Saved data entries

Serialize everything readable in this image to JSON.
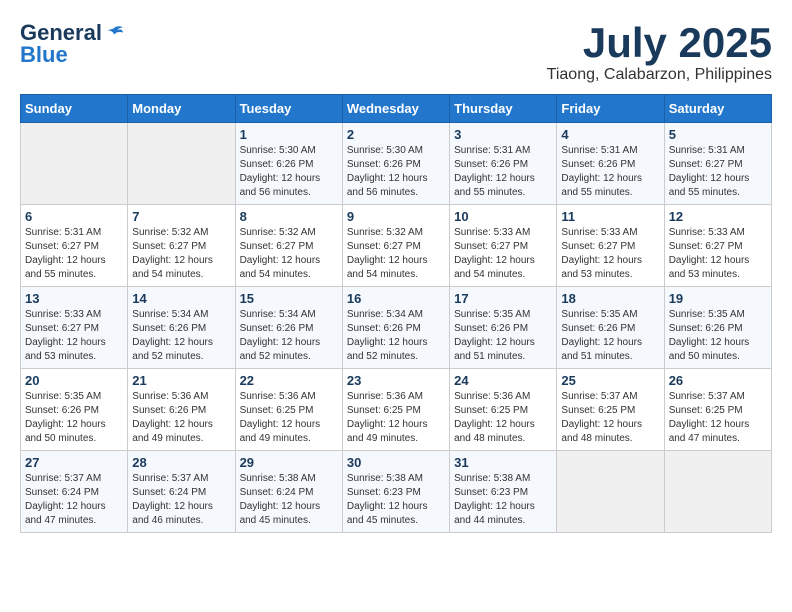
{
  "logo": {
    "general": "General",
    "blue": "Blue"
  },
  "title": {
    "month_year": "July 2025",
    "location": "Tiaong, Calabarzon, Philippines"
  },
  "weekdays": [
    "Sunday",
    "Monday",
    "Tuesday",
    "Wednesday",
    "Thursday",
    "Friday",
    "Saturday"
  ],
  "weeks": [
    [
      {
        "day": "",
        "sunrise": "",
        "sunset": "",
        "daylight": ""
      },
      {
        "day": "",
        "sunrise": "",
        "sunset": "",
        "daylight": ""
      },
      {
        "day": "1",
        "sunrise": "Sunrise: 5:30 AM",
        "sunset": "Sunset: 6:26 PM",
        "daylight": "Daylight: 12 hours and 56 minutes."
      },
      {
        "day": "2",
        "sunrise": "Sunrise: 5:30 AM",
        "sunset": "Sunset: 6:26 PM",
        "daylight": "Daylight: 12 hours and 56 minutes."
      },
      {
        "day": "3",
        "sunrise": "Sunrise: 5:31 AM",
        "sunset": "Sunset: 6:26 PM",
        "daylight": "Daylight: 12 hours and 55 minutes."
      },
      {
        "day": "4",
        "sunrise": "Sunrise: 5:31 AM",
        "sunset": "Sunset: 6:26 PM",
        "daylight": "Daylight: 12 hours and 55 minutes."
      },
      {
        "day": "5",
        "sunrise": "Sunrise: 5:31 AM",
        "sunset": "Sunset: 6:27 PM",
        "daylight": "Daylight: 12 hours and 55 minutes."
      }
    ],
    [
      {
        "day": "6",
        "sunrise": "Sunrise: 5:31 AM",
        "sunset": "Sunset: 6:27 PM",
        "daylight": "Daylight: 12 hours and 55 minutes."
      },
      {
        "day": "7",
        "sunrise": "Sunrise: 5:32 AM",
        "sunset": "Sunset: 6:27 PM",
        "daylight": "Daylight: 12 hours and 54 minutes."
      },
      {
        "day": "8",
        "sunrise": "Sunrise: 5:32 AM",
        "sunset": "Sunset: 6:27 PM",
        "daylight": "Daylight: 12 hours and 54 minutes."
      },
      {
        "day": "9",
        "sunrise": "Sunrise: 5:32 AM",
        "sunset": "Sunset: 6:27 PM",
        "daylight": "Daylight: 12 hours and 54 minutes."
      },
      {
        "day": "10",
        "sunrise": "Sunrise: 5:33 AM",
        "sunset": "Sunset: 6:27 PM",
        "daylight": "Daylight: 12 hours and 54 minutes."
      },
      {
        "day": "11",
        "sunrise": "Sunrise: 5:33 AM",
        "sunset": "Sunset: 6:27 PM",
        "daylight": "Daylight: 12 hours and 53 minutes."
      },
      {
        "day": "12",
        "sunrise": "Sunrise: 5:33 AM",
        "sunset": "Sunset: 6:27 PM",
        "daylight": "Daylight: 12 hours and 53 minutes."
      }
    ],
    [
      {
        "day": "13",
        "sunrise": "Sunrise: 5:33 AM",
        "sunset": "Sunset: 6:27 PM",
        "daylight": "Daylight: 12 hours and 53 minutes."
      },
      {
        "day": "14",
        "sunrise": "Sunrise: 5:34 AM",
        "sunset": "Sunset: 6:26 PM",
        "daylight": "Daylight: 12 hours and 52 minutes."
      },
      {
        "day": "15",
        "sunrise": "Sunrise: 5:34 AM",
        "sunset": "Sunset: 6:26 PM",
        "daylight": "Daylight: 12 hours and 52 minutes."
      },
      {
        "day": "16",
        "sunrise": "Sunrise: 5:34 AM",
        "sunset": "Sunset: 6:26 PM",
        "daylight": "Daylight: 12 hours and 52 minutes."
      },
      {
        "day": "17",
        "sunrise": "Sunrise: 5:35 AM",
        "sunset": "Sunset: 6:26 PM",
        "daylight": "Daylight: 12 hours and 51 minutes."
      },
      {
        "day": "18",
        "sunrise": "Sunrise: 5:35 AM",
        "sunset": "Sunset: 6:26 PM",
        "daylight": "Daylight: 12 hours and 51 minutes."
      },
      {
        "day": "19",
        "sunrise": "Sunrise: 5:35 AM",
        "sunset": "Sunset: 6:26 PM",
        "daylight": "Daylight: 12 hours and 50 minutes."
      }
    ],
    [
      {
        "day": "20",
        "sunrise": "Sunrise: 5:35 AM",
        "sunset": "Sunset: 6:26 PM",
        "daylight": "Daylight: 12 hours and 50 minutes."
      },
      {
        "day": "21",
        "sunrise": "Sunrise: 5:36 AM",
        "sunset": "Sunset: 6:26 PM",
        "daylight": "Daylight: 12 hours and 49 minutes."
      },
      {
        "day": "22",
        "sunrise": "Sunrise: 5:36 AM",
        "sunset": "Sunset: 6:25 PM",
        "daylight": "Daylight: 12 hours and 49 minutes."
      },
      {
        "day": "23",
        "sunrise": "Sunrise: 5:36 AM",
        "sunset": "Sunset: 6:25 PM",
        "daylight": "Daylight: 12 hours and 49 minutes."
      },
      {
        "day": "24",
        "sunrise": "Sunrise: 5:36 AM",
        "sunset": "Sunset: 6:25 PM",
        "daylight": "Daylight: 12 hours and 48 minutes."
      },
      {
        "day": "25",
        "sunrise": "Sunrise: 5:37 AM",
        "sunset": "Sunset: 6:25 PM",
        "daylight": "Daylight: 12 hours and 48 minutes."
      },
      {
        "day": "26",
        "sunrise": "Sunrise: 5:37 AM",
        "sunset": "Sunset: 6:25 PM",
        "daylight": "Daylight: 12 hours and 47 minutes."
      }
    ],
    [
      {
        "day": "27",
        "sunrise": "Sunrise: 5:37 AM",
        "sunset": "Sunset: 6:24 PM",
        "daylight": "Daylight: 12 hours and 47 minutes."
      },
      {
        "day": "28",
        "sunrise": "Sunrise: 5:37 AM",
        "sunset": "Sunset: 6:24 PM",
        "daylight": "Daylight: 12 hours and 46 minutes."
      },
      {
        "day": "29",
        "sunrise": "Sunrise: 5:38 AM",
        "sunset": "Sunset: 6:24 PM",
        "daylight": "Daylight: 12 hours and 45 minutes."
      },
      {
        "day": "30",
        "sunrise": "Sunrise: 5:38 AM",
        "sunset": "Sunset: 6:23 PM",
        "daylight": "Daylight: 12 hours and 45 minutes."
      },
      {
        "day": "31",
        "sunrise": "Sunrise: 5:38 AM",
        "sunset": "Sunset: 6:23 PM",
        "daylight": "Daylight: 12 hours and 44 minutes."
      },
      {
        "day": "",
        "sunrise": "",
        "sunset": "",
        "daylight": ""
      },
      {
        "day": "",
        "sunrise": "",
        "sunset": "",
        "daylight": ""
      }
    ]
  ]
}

--

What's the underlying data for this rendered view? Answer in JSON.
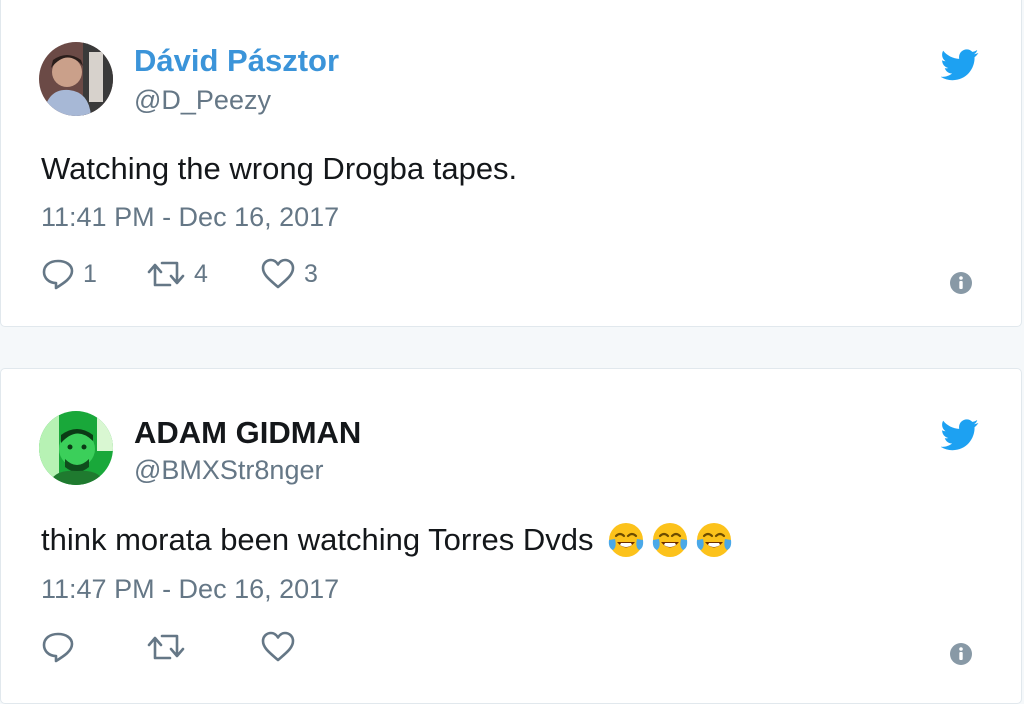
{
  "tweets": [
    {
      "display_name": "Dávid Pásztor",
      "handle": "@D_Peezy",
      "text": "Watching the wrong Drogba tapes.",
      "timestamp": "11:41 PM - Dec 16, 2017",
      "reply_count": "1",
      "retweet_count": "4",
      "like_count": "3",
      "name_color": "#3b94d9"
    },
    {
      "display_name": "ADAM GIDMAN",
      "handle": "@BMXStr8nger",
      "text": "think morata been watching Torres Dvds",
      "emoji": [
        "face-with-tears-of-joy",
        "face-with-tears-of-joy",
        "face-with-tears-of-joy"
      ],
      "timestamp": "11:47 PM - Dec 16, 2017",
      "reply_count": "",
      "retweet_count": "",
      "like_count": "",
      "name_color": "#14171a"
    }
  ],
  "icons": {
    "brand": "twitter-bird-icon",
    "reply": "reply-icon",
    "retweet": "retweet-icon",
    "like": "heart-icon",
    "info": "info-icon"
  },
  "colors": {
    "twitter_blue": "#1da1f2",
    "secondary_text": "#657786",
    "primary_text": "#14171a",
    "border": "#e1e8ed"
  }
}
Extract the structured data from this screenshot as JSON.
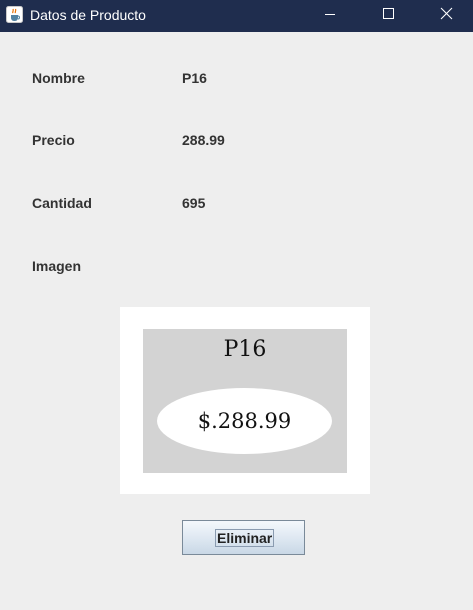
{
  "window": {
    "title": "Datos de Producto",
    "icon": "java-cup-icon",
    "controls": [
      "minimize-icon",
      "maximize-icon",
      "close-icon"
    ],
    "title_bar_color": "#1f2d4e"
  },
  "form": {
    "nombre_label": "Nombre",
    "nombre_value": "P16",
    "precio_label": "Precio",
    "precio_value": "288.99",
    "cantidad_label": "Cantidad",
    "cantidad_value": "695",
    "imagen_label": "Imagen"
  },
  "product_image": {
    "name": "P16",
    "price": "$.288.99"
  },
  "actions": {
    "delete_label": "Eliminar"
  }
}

— Your instructions —
Isolate the lines that hold the word "JSON" and copy all of them.

— Answer for the task —
Serialize everything readable in this image to JSON.
What's the underlying data for this rendered view? Answer in JSON.
Extract the structured data from this screenshot as JSON.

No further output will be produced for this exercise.